§ WHAT TO DO
Collect all lines below with the string "งเสร".

++++++

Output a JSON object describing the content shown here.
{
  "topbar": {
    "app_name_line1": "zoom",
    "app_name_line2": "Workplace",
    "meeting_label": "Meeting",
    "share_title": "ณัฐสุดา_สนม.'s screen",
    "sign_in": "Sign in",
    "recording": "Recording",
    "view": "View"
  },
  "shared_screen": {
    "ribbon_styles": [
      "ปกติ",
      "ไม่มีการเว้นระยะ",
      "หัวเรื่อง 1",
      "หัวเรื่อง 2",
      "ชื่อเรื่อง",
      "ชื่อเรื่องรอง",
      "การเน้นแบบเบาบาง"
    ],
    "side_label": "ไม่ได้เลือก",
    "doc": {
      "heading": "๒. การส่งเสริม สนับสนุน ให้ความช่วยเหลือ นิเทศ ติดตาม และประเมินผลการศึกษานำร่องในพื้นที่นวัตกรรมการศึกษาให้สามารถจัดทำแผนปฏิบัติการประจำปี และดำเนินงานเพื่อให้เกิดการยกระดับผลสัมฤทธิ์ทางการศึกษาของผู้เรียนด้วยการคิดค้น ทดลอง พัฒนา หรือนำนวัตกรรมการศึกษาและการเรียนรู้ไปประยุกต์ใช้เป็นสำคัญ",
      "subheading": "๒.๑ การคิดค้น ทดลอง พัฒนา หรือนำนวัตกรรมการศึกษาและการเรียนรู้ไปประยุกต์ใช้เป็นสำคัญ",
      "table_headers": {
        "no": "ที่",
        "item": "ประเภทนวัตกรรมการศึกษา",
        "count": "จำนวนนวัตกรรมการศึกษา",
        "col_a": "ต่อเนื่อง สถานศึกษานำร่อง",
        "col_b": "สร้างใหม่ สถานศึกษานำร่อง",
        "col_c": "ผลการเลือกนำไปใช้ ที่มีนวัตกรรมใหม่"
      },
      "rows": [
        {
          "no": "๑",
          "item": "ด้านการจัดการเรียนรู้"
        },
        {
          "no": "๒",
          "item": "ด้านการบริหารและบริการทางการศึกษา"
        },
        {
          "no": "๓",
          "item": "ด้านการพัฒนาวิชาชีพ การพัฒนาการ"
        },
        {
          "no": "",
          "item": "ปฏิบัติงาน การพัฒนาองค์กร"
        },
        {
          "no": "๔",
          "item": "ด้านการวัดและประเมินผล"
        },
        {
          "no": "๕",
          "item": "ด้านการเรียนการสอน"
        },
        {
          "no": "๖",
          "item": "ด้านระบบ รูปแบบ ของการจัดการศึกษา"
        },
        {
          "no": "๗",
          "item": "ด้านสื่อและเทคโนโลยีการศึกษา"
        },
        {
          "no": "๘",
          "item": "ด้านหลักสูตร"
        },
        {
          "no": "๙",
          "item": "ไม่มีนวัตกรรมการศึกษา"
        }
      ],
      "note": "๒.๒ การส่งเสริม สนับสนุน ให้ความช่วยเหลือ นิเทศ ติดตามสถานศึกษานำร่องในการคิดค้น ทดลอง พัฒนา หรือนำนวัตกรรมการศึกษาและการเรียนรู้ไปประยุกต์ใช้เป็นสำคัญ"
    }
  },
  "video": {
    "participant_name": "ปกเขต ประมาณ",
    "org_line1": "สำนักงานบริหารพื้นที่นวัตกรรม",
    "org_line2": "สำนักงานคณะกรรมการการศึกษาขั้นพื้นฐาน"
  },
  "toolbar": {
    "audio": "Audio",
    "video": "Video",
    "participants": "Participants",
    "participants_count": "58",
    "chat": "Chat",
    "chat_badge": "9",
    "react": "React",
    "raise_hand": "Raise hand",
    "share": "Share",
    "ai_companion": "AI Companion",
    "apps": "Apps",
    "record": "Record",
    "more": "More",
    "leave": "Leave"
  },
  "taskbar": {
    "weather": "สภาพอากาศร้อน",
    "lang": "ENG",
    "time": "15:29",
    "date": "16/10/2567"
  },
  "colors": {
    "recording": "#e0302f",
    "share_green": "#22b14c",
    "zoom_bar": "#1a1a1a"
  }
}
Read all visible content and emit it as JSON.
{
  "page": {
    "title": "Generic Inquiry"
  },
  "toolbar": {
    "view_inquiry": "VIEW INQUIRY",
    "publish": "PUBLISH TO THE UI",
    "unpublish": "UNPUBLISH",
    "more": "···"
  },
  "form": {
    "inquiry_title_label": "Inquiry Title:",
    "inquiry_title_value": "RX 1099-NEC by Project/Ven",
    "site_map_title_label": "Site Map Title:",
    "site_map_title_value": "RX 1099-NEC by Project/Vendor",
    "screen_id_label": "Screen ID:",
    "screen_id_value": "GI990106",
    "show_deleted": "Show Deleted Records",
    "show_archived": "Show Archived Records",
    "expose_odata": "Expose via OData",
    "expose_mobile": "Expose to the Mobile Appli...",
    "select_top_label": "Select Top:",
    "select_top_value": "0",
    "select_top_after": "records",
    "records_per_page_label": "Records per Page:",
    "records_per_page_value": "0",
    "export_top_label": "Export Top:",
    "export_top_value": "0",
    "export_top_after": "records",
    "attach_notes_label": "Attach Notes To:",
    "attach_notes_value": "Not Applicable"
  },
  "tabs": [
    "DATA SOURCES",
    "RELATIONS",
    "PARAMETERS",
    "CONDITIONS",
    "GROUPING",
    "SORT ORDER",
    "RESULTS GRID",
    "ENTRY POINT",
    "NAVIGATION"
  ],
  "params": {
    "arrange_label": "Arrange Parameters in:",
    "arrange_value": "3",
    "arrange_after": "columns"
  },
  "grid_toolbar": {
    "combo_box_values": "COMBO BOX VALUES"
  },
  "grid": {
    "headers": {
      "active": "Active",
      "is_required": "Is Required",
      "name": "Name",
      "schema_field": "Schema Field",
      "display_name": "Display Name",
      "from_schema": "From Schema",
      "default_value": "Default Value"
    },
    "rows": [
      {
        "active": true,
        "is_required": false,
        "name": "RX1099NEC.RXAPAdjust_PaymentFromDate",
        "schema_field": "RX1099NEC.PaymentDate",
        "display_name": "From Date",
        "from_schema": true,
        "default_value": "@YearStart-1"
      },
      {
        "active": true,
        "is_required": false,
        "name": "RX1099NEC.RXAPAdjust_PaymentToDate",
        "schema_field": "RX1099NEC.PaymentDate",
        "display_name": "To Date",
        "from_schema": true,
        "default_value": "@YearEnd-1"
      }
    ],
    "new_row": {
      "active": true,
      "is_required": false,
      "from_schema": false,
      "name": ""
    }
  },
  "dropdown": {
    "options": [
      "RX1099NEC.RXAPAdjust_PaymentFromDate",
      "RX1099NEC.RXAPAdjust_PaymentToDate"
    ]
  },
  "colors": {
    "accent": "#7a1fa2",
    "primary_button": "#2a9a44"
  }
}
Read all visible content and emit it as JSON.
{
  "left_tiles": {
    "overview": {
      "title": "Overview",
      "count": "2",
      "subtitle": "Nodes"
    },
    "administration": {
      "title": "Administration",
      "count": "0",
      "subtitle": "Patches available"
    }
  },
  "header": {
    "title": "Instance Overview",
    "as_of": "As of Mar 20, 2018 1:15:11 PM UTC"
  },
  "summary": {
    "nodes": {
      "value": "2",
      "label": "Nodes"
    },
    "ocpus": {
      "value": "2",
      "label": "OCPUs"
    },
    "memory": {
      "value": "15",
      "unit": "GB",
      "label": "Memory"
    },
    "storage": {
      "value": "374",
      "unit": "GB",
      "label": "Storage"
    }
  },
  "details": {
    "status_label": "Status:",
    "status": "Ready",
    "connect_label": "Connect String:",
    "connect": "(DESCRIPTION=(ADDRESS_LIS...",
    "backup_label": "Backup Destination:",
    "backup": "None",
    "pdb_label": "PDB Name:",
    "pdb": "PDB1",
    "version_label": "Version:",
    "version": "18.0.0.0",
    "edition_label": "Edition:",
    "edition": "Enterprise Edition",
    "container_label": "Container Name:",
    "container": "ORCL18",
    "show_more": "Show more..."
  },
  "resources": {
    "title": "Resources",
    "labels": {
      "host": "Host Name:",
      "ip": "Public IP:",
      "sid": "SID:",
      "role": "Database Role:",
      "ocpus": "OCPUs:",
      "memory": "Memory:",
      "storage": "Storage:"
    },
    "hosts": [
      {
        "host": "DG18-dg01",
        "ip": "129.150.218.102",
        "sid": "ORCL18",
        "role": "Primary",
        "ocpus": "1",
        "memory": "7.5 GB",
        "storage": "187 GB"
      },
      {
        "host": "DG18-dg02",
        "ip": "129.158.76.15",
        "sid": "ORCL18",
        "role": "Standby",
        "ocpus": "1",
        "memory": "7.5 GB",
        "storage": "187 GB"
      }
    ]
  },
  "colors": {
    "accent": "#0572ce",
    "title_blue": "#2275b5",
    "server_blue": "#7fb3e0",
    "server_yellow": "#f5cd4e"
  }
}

++++++

§ FINAL RESULT
      "heading": "๒. การส่งเสริม สนับสนุน ให้ความช่วยเหลือ นิเทศ ติดตาม และประเมินผลการศึกษานำร่องในพื้นที่นวัตกรรมการศึกษาให้สามารถจัดทำแผนปฏิบัติการประจำปี และดำเนินงานเพื่อให้เกิดการยกระดับผลสัมฤทธิ์ทางการศึกษาของผู้เรียนด้วยการคิดค้น ทดลอง พัฒนา หรือนำนวัตกรรมการศึกษาและการเรียนรู้ไปประยุกต์ใช้เป็นสำคัญ",
      "note": "๒.๒ การส่งเสริม สนับสนุน ให้ความช่วยเหลือ นิเทศ ติดตามสถานศึกษานำร่องในการคิดค้น ทดลอง พัฒนา หรือนำนวัตกรรมการศึกษาและการเรียนรู้ไปประยุกต์ใช้เป็นสำคัญ"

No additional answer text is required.